_Passage_
Sammy Harkham, beloved cartoonist, publishes ‘Blood of the Virgin’
The graphic novel — 14 years in the making — is the story of a dreamer who tries to make his way in the film industry. It leaves the reader filled with questions about art and life
Los Angeles, 1971. Seymour — after discovering three new gray hairs — endures four hours on public transportation to get to Beverly Hills, in time for a meeting with a studio boss. He didn’t take the car, because his wife needs it to take their son to his nursery school.
“We’ll give you $5,000 for the script. We shoot next week. Your first sale! Congratulations!”
These words — uttered by a producer — upset the life of Seymour, the protagonist in Blood of the Virgin (Pantheon Books). This graphic novel is the work of Sammy Harkham, 42, the renowned editor of the Kramers Ergot comics anthology. He’s been drawing and writing this book for the past 14 years; it’s one of the most anticipated projects on the American comic scene. The title is the same as that of the film script being sold by the protagonist, a 27-year-old man who works as an editor in the low-budget film industry.
Blood of the Virgin comes at a time when hymns to old Hollywood are in no short supply, such as Babylon, The Fabelmans, or Once upon a time in Hollywood. “If you think in terms of how Tarantino deals with [the film industry], he’s indulging in nostalgia,” Harkham notes. “I was trying to get past any romantic notion and get deep enough into it, where it feels as mundane as life today.”
The so-called “exploitation cinema” runs through the work, in which directors’ egos flare up, budgets are scant, scenes are improvised and big bosses abuse actresses. “In this type of cinema, the subconscious is projected even more intensely than in more mainstream cinema… There’s an inherent tension between the world of the films that are being made and the [real lives involved],” Harkham explains, while smoking a cigarette — a habit that his main character is also attached to.

(Image-based layout entries)
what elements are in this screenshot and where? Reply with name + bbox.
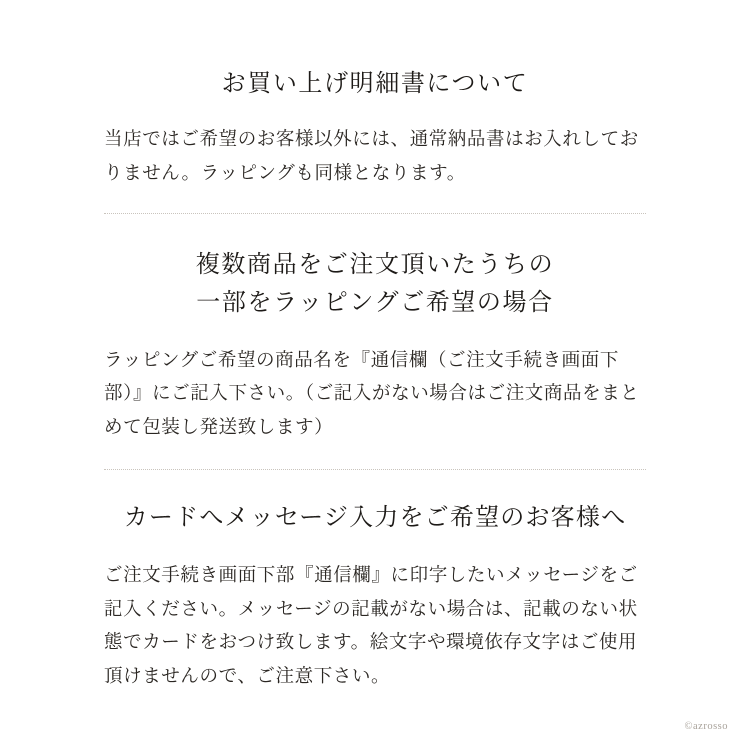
- section-heading: カードへメッセージ入力をご希望のお客様へ: [123, 505, 627, 531]
- section-card-message-entry: [0, 500, 750, 695]
- section-body-text: 当店ではご希望のお客様以外には、通常納品書はお入れしておりません。ラッピングも同様となります。: [104, 130, 639, 184]
- section-heading: [104, 247, 646, 323]
- section-heading: お買い上げ明細書について: [221, 71, 529, 97]
- section-heading-line-1: 複数商品をご注文頂いたうちの: [195, 252, 555, 278]
- section-body-text: ご注文手続き画面下部『通信欄』に印字したいメッセージをご記入ください。メッセージの記載がない場合は、記載のない状態でカードをおつけ致します。絵文字や環境依存文字はご使用頂けませんので、ご注意下さい。: [104, 566, 638, 687]
- section-heading-line-2: 一部をラッピングご希望の場合: [196, 289, 554, 316]
- section-divider: [104, 212, 646, 214]
- section-divider: [104, 468, 646, 470]
- section-body-text: ラッピングご希望の商品名を『通信欄（ご注文手続き画面下部）』にご記入下さい。（ご記入がない場合はご注文商品をまとめて包装し発送致します）: [104, 350, 640, 439]
- section-statement-of-purchase: [0, 66, 750, 191]
- section-partial-gift-wrapping: [0, 247, 750, 446]
- copyright-notice: ©azrosso: [684, 721, 728, 732]
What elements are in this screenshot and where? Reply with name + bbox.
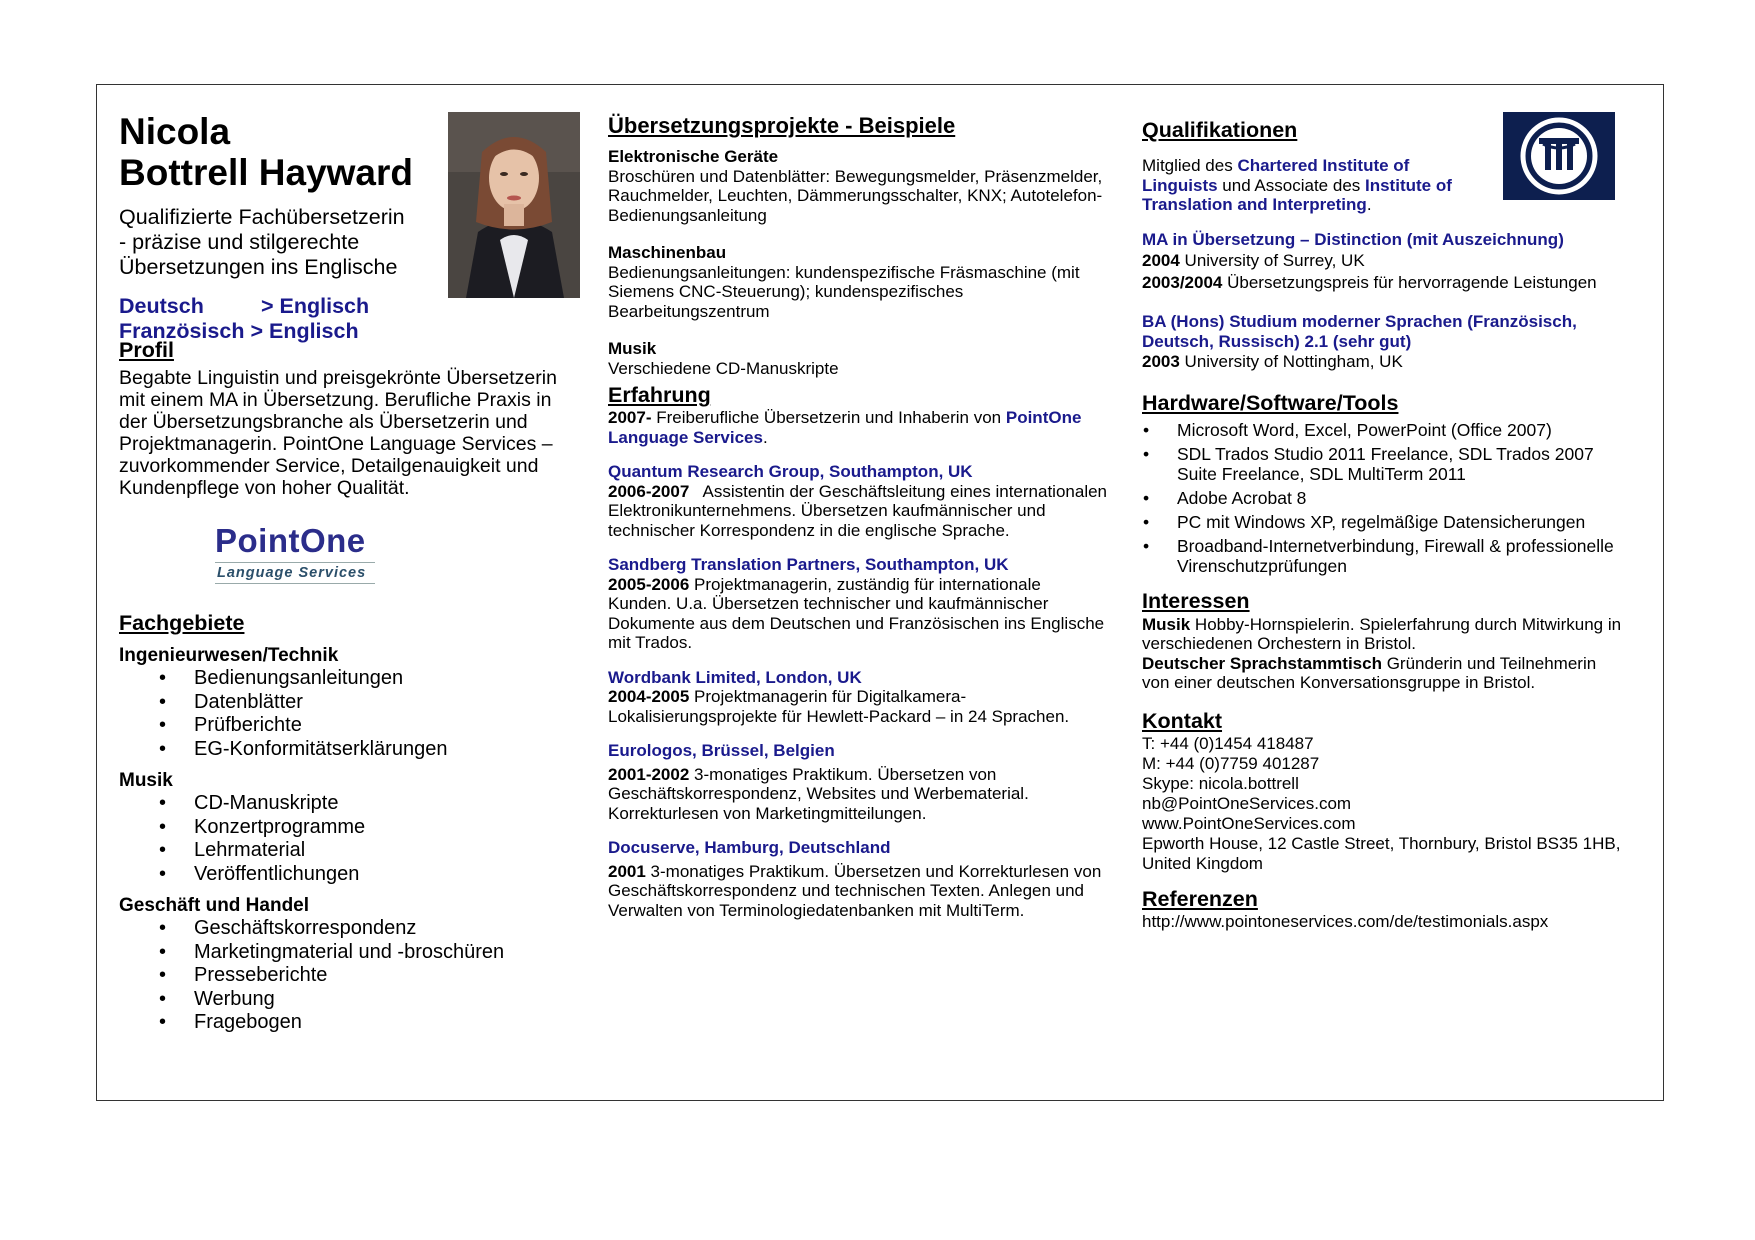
iti-logo-icon [1503, 112, 1615, 200]
project-item: Elektronische Geräte Broschüren und Datenblätter: Bewegungsmelder, Präsenzmelder, Rauchmelder, Leuchten, Dämmerungsschalter, KNX; Autotelefon-Bedienungsanleitung [608, 147, 1103, 225]
list-item: • Presseberichte [119, 964, 579, 988]
job-entry: Eurologos, Brüssel, Belgien 2001-2002 3-monatiges Praktikum. Übersetzen von Geschäftskorrespondenz, Websites und Werbematerial. Korrekturlesen von Marketingmitteilungen. [608, 741, 1029, 823]
list-item: • Fragebogen [119, 1011, 579, 1035]
fach-list [119, 917, 579, 1035]
profil-heading: Profil [119, 338, 174, 362]
interessen-text: Musik Hobby-Hornspielerin. Spielerfahrung durch Mitwirkung in verschiedenen Orchestern in Bristol. Deutscher Sprachstammtisch Gründerin und Teilnehmerin von einer deutschen Konversationsgruppe in Bristol. [1142, 614, 1622, 692]
address: Epworth House, 12 Castle Street, Thornbury, Bristol BS35 1HB, United Kingdom [1142, 833, 1621, 873]
fachgebiete-section [119, 610, 579, 1035]
phone: T: +44 (0)1454 418487 [1142, 733, 1314, 753]
list-item: • Prüfberichte [119, 714, 579, 738]
group-title: Ingenieurwesen/Technik [119, 645, 339, 666]
list-item: • Veröffentlichungen [119, 863, 579, 887]
tagline: Qualifizierte Fachübersetzerin - präzise und stilgerechte Übersetzungen ins Englische [119, 205, 405, 279]
list-item: • Datenblätter [119, 691, 579, 715]
website-link[interactable]: www.PointOneServices.com [1142, 813, 1356, 833]
list-item: • SDL Trados Studio 2011 Freelance, SDL Trados 2007 Suite Freelance, SDL MultiTerm 2011 [1142, 444, 1632, 484]
job-entry: Docuserve, Hamburg, Deutschland 2001 3-monatiges Praktikum. Übersetzen und Korrekturlesen von Geschäftskorrespondenz und technischen Texten. Anlegen und Verwalten von Terminologiedatenbanken mit MultiTerm. [608, 838, 1102, 920]
membership-text: Mitglied des Chartered Institute of Linguists und Associate des Institute of Translation and Interpreting. [1142, 156, 1452, 214]
profil-text: Begabte Linguistin und preisgekrönte Übersetzerin mit einem MA in Übersetzung. Berufliche Praxis in der Übersetzungsbranche als Übersetzerin und Projektmanagerin. PointOne Language Services – zuvorkommender Service, Detailgenauigkeit und Kundenpflege von hoher Qualität. [119, 367, 557, 499]
fach-list [119, 667, 579, 761]
project-item: Musik Verschiedene CD-Manuskripte [608, 339, 839, 378]
profil-section [119, 337, 579, 499]
list-item: • Konzertprogramme [119, 816, 579, 840]
group-title: Musik [119, 770, 173, 791]
list-item: • Geschäftskorrespondenz [119, 917, 579, 941]
left-column [97, 85, 577, 1095]
list-item: • Marketingmaterial und -broschüren [119, 941, 579, 965]
list-item: • CD-Manuskripte [119, 792, 579, 816]
skype: Skype: nicola.bottrell [1142, 773, 1299, 793]
language-pair: Französisch > Englisch [119, 319, 359, 343]
list-item: • Adobe Acrobat 8 [1142, 488, 1632, 508]
pointone-logo: PointOne Language Services [215, 523, 375, 584]
referenzen-heading: Referenzen [1142, 886, 1258, 911]
list-item: • Broadband-Internetverbindung, Firewall & professionelle Virenschutzprüfungen [1142, 536, 1632, 576]
fachgebiete-heading: Fachgebiete [119, 611, 245, 635]
list-item: • Microsoft Word, Excel, PowerPoint (Office 2007) [1142, 420, 1632, 440]
list-item: • PC mit Windows XP, regelmäßige Datensicherungen [1142, 512, 1632, 532]
erfahrung-heading: Erfahrung [608, 383, 711, 407]
list-item: • Werbung [119, 988, 579, 1012]
mobile: M: +44 (0)7759 401287 [1142, 753, 1320, 773]
referenzen-link[interactable]: http://www.pointoneservices.com/de/testimonials.aspx [1142, 911, 1549, 931]
tools-heading: Hardware/Software/Tools [1142, 390, 1399, 415]
list-item: • Lehrmaterial [119, 839, 579, 863]
ba-degree: BA (Hons) Studium moderner Sprachen (Französisch, Deutsch, Russisch) 2.1 (sehr gut) 2003 University of Nottingham, UK [1142, 312, 1577, 371]
fach-list [119, 792, 579, 886]
list-item: • EG-Konformitätserklärungen [119, 738, 579, 762]
project-item: Maschinenbau Bedienungsanleitungen: kundenspezifische Fräsmaschine (mit Siemens CNC-Steuerung); kundenspezifisches Bearbeitungszentrum [608, 243, 1080, 321]
middle-column [608, 113, 1112, 920]
erfahrung-intro: 2007- Freiberufliche Übersetzerin und Inhaberin von PointOne Language Services. [608, 408, 1082, 447]
job-entry: Quantum Research Group, Southampton, UK 2006-2007 Assistentin der Geschäftsleitung eines internationalen Elektronikunternehmens. Übersetzen kaufmännischer und technischer Korrespondenz in die englische Sprache. [608, 462, 1112, 540]
kontakt-block [1142, 734, 1632, 874]
kontakt-heading: Kontakt [1142, 708, 1223, 733]
candidate-name: Nicola Bottrell Hayward [119, 111, 414, 193]
language-pair: Deutsch > Englisch [119, 294, 370, 318]
portrait-photo [448, 112, 580, 298]
job-entry: Sandberg Translation Partners, Southampton, UK 2005-2006 Projektmanagerin, zuständig für internationale Kunden. U.a. Übersetzen technischer und kaufmännischer Dokumente aus dem Deutschen und Französischen ins Englische mit Trados. [608, 555, 1105, 652]
email-link[interactable]: nb@PointOneServices.com [1142, 793, 1352, 813]
ma-degree: MA in Übersetzung – Distinction (mit Auszeichnung) 2004 University of Surrey, UK 2003/2004 Übersetzungspreis für hervorragende Leistungen [1142, 229, 1597, 292]
qualifikationen-heading: Qualifikationen [1142, 118, 1298, 142]
interessen-heading: Interessen [1142, 588, 1250, 613]
list-item: • Bedienungsanleitungen [119, 667, 579, 691]
right-column [1142, 117, 1632, 931]
tools-list [1142, 420, 1632, 576]
projekte-heading: Übersetzungsprojekte - Beispiele [608, 113, 956, 138]
cv-page [96, 84, 1664, 1101]
group-title: Geschäft und Handel [119, 895, 310, 916]
job-entry: Wordbank Limited, London, UK 2004-2005 Projektmanagerin für Digitalkamera-Lokalisierungsprojekte für Hewlett-Packard – in 24 Sprachen. [608, 667, 1070, 726]
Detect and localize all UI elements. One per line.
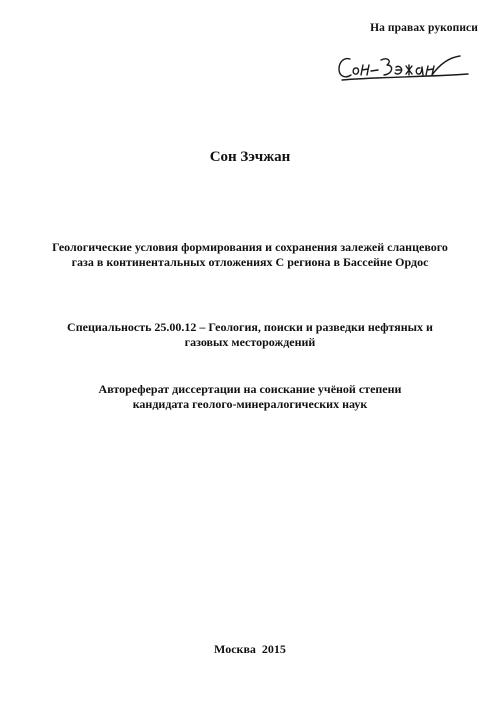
- specialty-line-1: Специальность 25.00.12 – Геология, поиски и разведки нефтяных и: [67, 320, 433, 334]
- specialty-line-2: газовых месторождений: [184, 335, 316, 349]
- title-line-1: Геологические условия формирования и сохранения залежей сланцевого: [52, 240, 448, 254]
- specialty-statement: [30, 320, 470, 350]
- abstract-statement: [30, 382, 470, 412]
- handwritten-signature: [336, 50, 476, 84]
- rights-notice: На правах рукописи: [370, 22, 478, 34]
- dissertation-title: [30, 240, 470, 270]
- author-name: Сон Зэчжан: [209, 149, 291, 165]
- abstract-line-1: Автореферат диссертации на соискание учёной степени: [98, 382, 402, 396]
- abstract-line-2: кандидата геолого-минералогических наук: [132, 397, 368, 411]
- city-year: Москва 2015: [214, 642, 286, 656]
- title-line-2: газа в континентальных отложениях С региона в Бассейне Ордос: [71, 255, 429, 269]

_Tasks to perform_
A. In the article on Blood of the Virgin, turn the paragraph beginning "These words — uttered by a producer" into a short bulleted list that keeps its main facts.
B. According to the article on Blood of the Virgin, why doesn't Seymour drive to his meeting in Beverly Hills?
C. Continue the article on Blood of the Virgin past its final sentence.

_Exercise responses_
A.
- The producer's offer upends the life of Seymour, the protagonist of Blood of the Virgin (Pantheon Books).
- The graphic novel is by Sammy Harkham, 42, the renowned editor of the Kramers Ergot comics anthology.
- He has spent 14 years drawing and writing it, and it is one of the most anticipated projects in American comics.
- The book shares its title with the film script Seymour sells. Seymour is 27 and works as an editor in low-budget film.

B. His wife needs the car to take their son to nursery school.

C.
The 42-year-old author was inspired by his parents’ relationship in his creation of Seymour — an Iraqi Jew — and his wife, Ida, the daughter of Holocaust survivors who was raised in New Zealand.
“My parents didn’t stay together, but you know, sometimes I would listen to my father talk about coming to Los Angeles with no money… He didn’t work in the film industry, but I noticed that he talked about his career more than his personal life. I thought that was an interesting dichotomy — how one thing can be [so present], while the other thing can wither on the vine,” the author says.
At one point in the book, the point of view of the narrative switches to Ida. Isolated by motherhood and disenchanted with her marriage, she goes to her parents’ house in New Zealand, in a desperate attempt to recapture what remains of her youth.
“This is part of my parents’ story. My mom went on vacation and decided she didn’t want to come back, so my dad went after her and tried to get her to return. I always found it very funny,” Harkham laughs.
Seymour’s worn-out routine of family life is further upended when he’s given the chance to direct a film, to which he devotes all his energy. The mildew stain in the master bedroom that he promises to remove at the beginning of the book grows bigger and bigger. Harkham delves into the consequences of that neglect: “[For Seymour], success in [the film industry] conflicts with his principles. The end of the book coincides with the end of the production. Seymour is left asking himself, ‘What’s the value of this?’ It becomes a question about how we all think about living. Was it worth all the sacrifice?”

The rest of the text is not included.